• **Directions**
Can you restate the records below word for word?

• **Entries provided**

---

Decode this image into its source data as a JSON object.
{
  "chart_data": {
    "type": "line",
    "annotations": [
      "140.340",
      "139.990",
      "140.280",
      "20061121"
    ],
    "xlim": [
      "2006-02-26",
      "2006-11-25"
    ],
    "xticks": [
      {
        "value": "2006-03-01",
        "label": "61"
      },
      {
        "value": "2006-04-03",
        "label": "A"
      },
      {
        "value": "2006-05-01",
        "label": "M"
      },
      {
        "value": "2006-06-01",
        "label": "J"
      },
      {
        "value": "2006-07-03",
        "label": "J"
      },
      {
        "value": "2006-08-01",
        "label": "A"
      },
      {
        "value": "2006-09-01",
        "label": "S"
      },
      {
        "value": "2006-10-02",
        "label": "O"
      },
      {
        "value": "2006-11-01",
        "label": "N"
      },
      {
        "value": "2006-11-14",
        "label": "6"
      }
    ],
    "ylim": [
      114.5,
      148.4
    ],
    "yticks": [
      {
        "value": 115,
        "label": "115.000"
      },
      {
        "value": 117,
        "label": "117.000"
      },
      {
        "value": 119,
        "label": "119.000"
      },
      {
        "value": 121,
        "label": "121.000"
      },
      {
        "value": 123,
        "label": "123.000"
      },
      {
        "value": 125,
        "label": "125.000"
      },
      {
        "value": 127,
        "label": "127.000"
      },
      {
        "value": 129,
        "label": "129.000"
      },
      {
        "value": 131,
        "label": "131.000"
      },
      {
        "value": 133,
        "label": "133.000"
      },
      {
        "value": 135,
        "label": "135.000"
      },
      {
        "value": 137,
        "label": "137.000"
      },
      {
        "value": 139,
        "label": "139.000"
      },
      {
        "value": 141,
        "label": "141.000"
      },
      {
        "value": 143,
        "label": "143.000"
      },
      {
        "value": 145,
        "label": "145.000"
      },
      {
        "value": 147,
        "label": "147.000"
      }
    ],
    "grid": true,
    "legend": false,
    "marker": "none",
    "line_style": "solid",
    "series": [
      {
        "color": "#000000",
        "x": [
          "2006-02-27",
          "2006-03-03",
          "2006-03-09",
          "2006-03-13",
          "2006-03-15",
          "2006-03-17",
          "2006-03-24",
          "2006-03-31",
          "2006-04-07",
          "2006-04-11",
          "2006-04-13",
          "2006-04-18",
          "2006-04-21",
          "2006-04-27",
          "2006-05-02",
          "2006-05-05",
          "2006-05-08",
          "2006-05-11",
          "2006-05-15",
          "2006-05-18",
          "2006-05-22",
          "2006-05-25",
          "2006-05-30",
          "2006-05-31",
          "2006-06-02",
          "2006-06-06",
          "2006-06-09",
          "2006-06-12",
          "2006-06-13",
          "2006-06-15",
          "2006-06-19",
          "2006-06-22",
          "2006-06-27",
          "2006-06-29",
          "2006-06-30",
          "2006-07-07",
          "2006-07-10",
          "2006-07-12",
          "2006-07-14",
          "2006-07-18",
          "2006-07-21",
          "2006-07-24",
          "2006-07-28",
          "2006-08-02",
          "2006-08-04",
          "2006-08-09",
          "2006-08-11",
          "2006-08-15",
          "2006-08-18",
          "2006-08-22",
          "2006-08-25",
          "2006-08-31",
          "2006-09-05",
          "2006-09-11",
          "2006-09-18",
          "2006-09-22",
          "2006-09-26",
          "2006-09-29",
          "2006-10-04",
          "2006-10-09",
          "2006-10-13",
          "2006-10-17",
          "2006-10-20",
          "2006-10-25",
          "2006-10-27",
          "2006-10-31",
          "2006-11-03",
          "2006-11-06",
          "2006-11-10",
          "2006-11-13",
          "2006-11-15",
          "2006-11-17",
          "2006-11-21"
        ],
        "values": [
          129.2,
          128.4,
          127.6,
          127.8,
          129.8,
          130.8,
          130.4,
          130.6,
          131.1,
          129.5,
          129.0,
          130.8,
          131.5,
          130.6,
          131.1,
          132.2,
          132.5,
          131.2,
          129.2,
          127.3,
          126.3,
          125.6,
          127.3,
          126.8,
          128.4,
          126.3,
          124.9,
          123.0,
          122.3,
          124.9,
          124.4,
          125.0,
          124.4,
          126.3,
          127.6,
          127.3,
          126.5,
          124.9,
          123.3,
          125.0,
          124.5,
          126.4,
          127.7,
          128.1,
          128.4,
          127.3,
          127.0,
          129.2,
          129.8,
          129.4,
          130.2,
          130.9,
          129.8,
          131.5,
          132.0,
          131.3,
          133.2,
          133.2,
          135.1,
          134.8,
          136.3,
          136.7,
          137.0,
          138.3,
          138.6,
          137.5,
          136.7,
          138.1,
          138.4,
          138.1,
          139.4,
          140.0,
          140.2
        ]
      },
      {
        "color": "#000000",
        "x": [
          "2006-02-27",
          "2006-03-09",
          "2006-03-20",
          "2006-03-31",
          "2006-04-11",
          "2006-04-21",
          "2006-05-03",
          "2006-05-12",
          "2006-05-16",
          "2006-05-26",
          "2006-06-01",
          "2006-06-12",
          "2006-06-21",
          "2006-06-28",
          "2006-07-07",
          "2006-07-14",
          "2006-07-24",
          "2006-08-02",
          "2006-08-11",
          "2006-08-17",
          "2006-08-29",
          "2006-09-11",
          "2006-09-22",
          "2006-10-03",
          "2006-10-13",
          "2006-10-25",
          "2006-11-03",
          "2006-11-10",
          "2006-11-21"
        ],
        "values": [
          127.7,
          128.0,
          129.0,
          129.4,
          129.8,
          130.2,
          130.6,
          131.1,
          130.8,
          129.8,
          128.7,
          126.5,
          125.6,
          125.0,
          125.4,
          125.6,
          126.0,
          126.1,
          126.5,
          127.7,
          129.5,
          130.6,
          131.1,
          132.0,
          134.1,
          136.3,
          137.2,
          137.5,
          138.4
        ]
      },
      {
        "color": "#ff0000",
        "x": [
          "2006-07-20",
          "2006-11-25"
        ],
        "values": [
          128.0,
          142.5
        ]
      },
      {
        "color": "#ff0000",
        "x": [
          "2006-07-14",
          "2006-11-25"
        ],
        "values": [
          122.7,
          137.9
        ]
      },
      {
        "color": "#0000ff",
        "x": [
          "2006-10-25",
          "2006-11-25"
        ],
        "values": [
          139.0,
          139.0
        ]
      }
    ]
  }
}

---

• **Expected output**
Decode this image into its source data as a JSON object.
{
  "chart_data": {
    "type": "line",
    "annotations": [
      "140.340",
      "139.990",
      "140.280",
      "20061121"
    ],
    "xlim": [
      "2006-02-26",
      "2006-11-25"
    ],
    "xticks": [
      {
        "value": "2006-03-01",
        "label": "61"
      },
      {
        "value": "2006-04-03",
        "label": "A"
      },
      {
        "value": "2006-05-01",
        "label": "M"
      },
      {
        "value": "2006-06-01",
        "label": "J"
      },
      {
        "value": "2006-07-03",
        "label": "J"
      },
      {
        "value": "2006-08-01",
        "label": "A"
      },
      {
        "value": "2006-09-01",
        "label": "S"
      },
      {
        "value": "2006-10-02",
        "label": "O"
      },
      {
        "value": "2006-11-01",
        "label": "N"
      },
      {
        "value": "2006-11-14",
        "label": "6"
      }
    ],
    "ylim": [
      114.5,
      148.4
    ],
    "yticks": [
      {
        "value": 115,
        "label": "115.000"
      },
      {
        "value": 117,
        "label": "117.000"
      },
      {
        "value": 119,
        "label": "119.000"
      },
      {
        "value": 121,
        "label": "121.000"
      },
      {
        "value": 123,
        "label": "123.000"
      },
      {
        "value": 125,
        "label": "125.000"
      },
      {
        "value": 127,
        "label": "127.000"
      },
      {
        "value": 129,
        "label": "129.000"
      },
      {
        "value": 131,
        "label": "131.000"
      },
      {
        "value": 133,
        "label": "133.000"
      },
      {
        "value": 135,
        "label": "135.000"
      },
      {
        "value": 137,
        "label": "137.000"
      },
      {
        "value": 139,
        "label": "139.000"
      },
      {
        "value": 141,
        "label": "141.000"
      },
      {
        "value": 143,
        "label": "143.000"
      },
      {
        "value": 145,
        "label": "145.000"
      },
      {
        "value": 147,
        "label": "147.000"
      }
    ],
    "grid": true,
    "legend": false,
    "marker": "none",
    "line_style": "solid",
    "series": [
      {
        "color": "#000000",
        "x": [
          "2006-02-27",
          "2006-03-03",
          "2006-03-09",
          "2006-03-13",
          "2006-03-15",
          "2006-03-17",
          "2006-03-24",
          "2006-03-31",
          "2006-04-07",
          "2006-04-11",
          "2006-04-13",
          "2006-04-18",
          "2006-04-21",
          "2006-04-27",
          "2006-05-02",
          "2006-05-05",
          "2006-05-08",
          "2006-05-11",
          "2006-05-15",
          "2006-05-18",
          "2006-05-22",
          "2006-05-25",
          "2006-05-30",
          "2006-05-31",
          "2006-06-02",
          "2006-06-06",
          "2006-06-09",
          "2006-06-12",
          "2006-06-13",
          "2006-06-15",
          "2006-06-19",
          "2006-06-22",
          "2006-06-27",
          "2006-06-29",
          "2006-06-30",
          "2006-07-07",
          "2006-07-10",
          "2006-07-12",
          "2006-07-14",
          "2006-07-18",
          "2006-07-21",
          "2006-07-24",
          "2006-07-28",
          "2006-08-02",
          "2006-08-04",
          "2006-08-09",
          "2006-08-11",
          "2006-08-15",
          "2006-08-18",
          "2006-08-22",
          "2006-08-25",
          "2006-08-31",
          "2006-09-05",
          "2006-09-11",
          "2006-09-18",
          "2006-09-22",
          "2006-09-26",
          "2006-09-29",
          "2006-10-04",
          "2006-10-09",
          "2006-10-13",
          "2006-10-17",
          "2006-10-20",
          "2006-10-25",
          "2006-10-27",
          "2006-10-31",
          "2006-11-03",
          "2006-11-06",
          "2006-11-10",
          "2006-11-13",
          "2006-11-15",
          "2006-11-17",
          "2006-11-21"
        ],
        "values": [
          129.2,
          128.4,
          127.6,
          127.8,
          129.8,
          130.8,
          130.4,
          130.6,
          131.1,
          129.5,
          129.0,
          130.8,
          131.5,
          130.6,
          131.1,
          132.2,
          132.5,
          131.2,
          129.2,
          127.3,
          126.3,
          125.6,
          127.3,
          126.8,
          128.4,
          126.3,
          124.9,
          123.0,
          122.3,
          124.9,
          124.4,
          125.0,
          124.4,
          126.3,
          127.6,
          127.3,
          126.5,
          124.9,
          123.3,
          125.0,
          124.5,
          126.4,
          127.7,
          128.1,
          128.4,
          127.3,
          127.0,
          129.2,
          129.8,
          129.4,
          130.2,
          130.9,
          129.8,
          131.5,
          132.0,
          131.3,
          133.2,
          133.2,
          135.1,
          134.8,
          136.3,
          136.7,
          137.0,
          138.3,
          138.6,
          137.5,
          136.7,
          138.1,
          138.4,
          138.1,
          139.4,
          140.0,
          140.2
        ]
      },
      {
        "color": "#000000",
        "x": [
          "2006-02-27",
          "2006-03-09",
          "2006-03-20",
          "2006-03-31",
          "2006-04-11",
          "2006-04-21",
          "2006-05-03",
          "2006-05-12",
          "2006-05-16",
          "2006-05-26",
          "2006-06-01",
          "2006-06-12",
          "2006-06-21",
          "2006-06-28",
          "2006-07-07",
          "2006-07-14",
          "2006-07-24",
          "2006-08-02",
          "2006-08-11",
          "2006-08-17",
          "2006-08-29",
          "2006-09-11",
          "2006-09-22",
          "2006-10-03",
          "2006-10-13",
          "2006-10-25",
          "2006-11-03",
          "2006-11-10",
          "2006-11-21"
        ],
        "values": [
          127.7,
          128.0,
          129.0,
          129.4,
          129.8,
          130.2,
          130.6,
          131.1,
          130.8,
          129.8,
          128.7,
          126.5,
          125.6,
          125.0,
          125.4,
          125.6,
          126.0,
          126.1,
          126.5,
          127.7,
          129.5,
          130.6,
          131.1,
          132.0,
          134.1,
          136.3,
          137.2,
          137.5,
          138.4
        ]
      },
      {
        "color": "#ff0000",
        "x": [
          "2006-07-20",
          "2006-11-25"
        ],
        "values": [
          128.0,
          142.5
        ]
      },
      {
        "color": "#ff0000",
        "x": [
          "2006-07-14",
          "2006-11-25"
        ],
        "values": [
          122.7,
          137.9
        ]
      },
      {
        "color": "#0000ff",
        "x": [
          "2006-10-25",
          "2006-11-25"
        ],
        "values": [
          139.0,
          139.0
        ]
      }
    ]
  }
}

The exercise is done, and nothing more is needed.